Goal
Check each line for the string "basin". Give only the count of lines that have it.

Input data
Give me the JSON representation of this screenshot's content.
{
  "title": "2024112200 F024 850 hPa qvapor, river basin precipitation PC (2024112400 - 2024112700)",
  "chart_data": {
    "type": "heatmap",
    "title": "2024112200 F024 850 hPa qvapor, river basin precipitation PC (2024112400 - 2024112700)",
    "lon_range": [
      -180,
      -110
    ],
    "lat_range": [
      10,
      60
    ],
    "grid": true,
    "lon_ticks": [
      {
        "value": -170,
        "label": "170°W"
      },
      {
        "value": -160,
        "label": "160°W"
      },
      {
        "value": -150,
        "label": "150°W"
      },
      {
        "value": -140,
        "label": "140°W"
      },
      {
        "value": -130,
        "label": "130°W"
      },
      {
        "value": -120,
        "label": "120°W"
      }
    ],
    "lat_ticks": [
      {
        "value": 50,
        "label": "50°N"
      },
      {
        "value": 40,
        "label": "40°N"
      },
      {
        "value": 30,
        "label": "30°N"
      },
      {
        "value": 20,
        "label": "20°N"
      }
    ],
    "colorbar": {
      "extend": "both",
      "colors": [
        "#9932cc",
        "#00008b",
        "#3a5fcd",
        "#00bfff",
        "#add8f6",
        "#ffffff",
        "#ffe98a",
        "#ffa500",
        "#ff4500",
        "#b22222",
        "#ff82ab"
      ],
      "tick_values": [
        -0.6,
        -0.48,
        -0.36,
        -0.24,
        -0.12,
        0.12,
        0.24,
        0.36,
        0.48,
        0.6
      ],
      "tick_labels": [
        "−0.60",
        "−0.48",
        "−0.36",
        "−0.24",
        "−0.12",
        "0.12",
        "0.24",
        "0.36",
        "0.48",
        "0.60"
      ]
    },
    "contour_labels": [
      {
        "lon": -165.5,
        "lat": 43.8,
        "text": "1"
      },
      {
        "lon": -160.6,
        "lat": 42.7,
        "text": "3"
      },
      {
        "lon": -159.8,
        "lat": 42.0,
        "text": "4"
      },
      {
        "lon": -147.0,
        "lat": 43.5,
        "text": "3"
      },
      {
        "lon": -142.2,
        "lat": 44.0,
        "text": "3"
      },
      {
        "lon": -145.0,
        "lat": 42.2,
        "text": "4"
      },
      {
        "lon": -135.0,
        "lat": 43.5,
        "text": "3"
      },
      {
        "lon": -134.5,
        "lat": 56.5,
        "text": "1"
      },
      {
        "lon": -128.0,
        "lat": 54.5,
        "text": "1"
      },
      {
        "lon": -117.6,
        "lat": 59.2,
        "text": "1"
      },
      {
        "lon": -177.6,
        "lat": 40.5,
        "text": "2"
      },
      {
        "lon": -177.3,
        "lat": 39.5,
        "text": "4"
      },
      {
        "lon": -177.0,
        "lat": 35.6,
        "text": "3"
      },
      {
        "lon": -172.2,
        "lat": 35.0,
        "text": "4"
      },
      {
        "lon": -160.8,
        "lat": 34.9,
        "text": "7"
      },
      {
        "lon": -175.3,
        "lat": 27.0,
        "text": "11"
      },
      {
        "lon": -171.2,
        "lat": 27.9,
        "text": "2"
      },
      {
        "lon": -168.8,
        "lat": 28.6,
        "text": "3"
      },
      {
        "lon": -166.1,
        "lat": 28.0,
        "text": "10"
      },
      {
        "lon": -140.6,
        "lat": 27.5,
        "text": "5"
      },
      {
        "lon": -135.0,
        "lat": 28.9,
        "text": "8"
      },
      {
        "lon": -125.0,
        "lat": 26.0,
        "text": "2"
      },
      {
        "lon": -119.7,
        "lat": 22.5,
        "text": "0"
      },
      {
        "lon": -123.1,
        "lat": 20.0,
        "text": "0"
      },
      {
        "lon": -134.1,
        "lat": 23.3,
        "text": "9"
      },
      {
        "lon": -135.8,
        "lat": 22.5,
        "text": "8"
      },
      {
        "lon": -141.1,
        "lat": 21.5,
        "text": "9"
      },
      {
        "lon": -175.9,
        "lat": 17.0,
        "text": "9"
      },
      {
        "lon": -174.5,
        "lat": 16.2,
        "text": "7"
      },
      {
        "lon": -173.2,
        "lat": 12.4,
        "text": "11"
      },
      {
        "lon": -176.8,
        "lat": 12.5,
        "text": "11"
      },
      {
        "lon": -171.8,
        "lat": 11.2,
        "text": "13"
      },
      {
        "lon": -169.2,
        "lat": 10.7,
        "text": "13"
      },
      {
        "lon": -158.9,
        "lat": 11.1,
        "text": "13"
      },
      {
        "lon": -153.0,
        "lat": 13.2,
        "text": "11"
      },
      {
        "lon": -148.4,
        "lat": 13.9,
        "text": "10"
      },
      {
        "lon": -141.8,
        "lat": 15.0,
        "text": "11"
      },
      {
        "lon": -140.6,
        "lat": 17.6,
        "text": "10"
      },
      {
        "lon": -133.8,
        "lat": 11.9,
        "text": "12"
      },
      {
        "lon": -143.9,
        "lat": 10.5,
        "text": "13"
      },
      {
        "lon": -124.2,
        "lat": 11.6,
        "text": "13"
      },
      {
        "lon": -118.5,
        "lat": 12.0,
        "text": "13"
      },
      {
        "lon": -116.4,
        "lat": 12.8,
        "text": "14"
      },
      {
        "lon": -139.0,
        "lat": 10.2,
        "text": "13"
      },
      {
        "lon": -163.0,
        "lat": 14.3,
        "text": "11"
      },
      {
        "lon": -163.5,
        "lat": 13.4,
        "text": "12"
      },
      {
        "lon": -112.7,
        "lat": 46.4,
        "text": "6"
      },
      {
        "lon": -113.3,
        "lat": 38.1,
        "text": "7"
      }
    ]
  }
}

Task response
2